**Dataset listings of figures**
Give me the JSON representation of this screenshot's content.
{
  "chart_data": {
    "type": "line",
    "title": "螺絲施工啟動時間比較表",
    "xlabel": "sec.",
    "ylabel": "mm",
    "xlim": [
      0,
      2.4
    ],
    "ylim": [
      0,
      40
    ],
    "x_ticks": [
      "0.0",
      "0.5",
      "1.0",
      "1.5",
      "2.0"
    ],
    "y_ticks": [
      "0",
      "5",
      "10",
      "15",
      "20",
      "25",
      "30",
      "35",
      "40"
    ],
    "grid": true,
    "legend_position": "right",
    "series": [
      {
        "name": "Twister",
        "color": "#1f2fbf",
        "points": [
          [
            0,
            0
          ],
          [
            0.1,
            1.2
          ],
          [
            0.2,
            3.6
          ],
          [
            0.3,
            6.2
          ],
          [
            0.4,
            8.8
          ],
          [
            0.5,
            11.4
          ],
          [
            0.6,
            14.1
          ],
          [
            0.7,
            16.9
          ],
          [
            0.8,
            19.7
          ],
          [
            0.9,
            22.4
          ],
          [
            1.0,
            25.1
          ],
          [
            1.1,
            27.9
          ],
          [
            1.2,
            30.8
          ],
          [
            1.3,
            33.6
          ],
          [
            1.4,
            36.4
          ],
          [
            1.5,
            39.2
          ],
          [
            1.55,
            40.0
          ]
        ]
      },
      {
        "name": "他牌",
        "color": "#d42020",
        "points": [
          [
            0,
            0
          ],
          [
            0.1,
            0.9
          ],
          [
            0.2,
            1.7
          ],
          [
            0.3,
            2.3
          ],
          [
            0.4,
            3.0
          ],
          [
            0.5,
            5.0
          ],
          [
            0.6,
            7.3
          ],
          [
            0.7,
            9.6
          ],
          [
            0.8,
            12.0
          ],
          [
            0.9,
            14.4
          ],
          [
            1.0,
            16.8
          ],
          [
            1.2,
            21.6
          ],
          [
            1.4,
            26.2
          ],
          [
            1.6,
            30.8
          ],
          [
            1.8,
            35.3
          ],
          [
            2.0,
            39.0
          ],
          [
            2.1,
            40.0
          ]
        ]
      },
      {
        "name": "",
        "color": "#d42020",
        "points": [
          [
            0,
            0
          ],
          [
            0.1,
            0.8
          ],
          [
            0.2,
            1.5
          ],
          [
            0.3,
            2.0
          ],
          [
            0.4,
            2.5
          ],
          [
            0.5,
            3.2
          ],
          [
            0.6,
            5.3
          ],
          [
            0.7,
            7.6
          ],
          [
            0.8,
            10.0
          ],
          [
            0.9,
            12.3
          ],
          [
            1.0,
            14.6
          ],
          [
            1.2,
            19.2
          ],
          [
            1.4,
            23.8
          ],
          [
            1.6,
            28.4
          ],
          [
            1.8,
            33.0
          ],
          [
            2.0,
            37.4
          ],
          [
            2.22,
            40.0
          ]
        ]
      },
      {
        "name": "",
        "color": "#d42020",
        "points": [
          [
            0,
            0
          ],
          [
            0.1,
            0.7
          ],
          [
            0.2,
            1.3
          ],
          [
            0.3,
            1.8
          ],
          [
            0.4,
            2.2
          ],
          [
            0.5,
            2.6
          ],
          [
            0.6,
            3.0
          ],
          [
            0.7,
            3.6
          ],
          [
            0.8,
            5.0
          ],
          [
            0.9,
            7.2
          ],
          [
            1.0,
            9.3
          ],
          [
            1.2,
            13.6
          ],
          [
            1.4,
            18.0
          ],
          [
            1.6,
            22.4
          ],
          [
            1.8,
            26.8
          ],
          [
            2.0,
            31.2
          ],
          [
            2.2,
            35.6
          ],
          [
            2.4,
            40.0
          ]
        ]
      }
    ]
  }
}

**What this task involves**
Go through the material above line by line and copy it exactly.

**Task solution**
Give me the JSON representation of this screenshot's content.
{
  "chart_data": {
    "type": "line",
    "title": "螺絲施工啟動時間比較表",
    "xlabel": "sec.",
    "ylabel": "mm",
    "xlim": [
      0,
      2.4
    ],
    "ylim": [
      0,
      40
    ],
    "x_ticks": [
      "0.0",
      "0.5",
      "1.0",
      "1.5",
      "2.0"
    ],
    "y_ticks": [
      "0",
      "5",
      "10",
      "15",
      "20",
      "25",
      "30",
      "35",
      "40"
    ],
    "grid": true,
    "legend_position": "right",
    "series": [
      {
        "name": "Twister",
        "color": "#1f2fbf",
        "points": [
          [
            0,
            0
          ],
          [
            0.1,
            1.2
          ],
          [
            0.2,
            3.6
          ],
          [
            0.3,
            6.2
          ],
          [
            0.4,
            8.8
          ],
          [
            0.5,
            11.4
          ],
          [
            0.6,
            14.1
          ],
          [
            0.7,
            16.9
          ],
          [
            0.8,
            19.7
          ],
          [
            0.9,
            22.4
          ],
          [
            1.0,
            25.1
          ],
          [
            1.1,
            27.9
          ],
          [
            1.2,
            30.8
          ],
          [
            1.3,
            33.6
          ],
          [
            1.4,
            36.4
          ],
          [
            1.5,
            39.2
          ],
          [
            1.55,
            40.0
          ]
        ]
      },
      {
        "name": "他牌",
        "color": "#d42020",
        "points": [
          [
            0,
            0
          ],
          [
            0.1,
            0.9
          ],
          [
            0.2,
            1.7
          ],
          [
            0.3,
            2.3
          ],
          [
            0.4,
            3.0
          ],
          [
            0.5,
            5.0
          ],
          [
            0.6,
            7.3
          ],
          [
            0.7,
            9.6
          ],
          [
            0.8,
            12.0
          ],
          [
            0.9,
            14.4
          ],
          [
            1.0,
            16.8
          ],
          [
            1.2,
            21.6
          ],
          [
            1.4,
            26.2
          ],
          [
            1.6,
            30.8
          ],
          [
            1.8,
            35.3
          ],
          [
            2.0,
            39.0
          ],
          [
            2.1,
            40.0
          ]
        ]
      },
      {
        "name": "",
        "color": "#d42020",
        "points": [
          [
            0,
            0
          ],
          [
            0.1,
            0.8
          ],
          [
            0.2,
            1.5
          ],
          [
            0.3,
            2.0
          ],
          [
            0.4,
            2.5
          ],
          [
            0.5,
            3.2
          ],
          [
            0.6,
            5.3
          ],
          [
            0.7,
            7.6
          ],
          [
            0.8,
            10.0
          ],
          [
            0.9,
            12.3
          ],
          [
            1.0,
            14.6
          ],
          [
            1.2,
            19.2
          ],
          [
            1.4,
            23.8
          ],
          [
            1.6,
            28.4
          ],
          [
            1.8,
            33.0
          ],
          [
            2.0,
            37.4
          ],
          [
            2.22,
            40.0
          ]
        ]
      },
      {
        "name": "",
        "color": "#d42020",
        "points": [
          [
            0,
            0
          ],
          [
            0.1,
            0.7
          ],
          [
            0.2,
            1.3
          ],
          [
            0.3,
            1.8
          ],
          [
            0.4,
            2.2
          ],
          [
            0.5,
            2.6
          ],
          [
            0.6,
            3.0
          ],
          [
            0.7,
            3.6
          ],
          [
            0.8,
            5.0
          ],
          [
            0.9,
            7.2
          ],
          [
            1.0,
            9.3
          ],
          [
            1.2,
            13.6
          ],
          [
            1.4,
            18.0
          ],
          [
            1.6,
            22.4
          ],
          [
            1.8,
            26.8
          ],
          [
            2.0,
            31.2
          ],
          [
            2.2,
            35.6
          ],
          [
            2.4,
            40.0
          ]
        ]
      }
    ]
  }
}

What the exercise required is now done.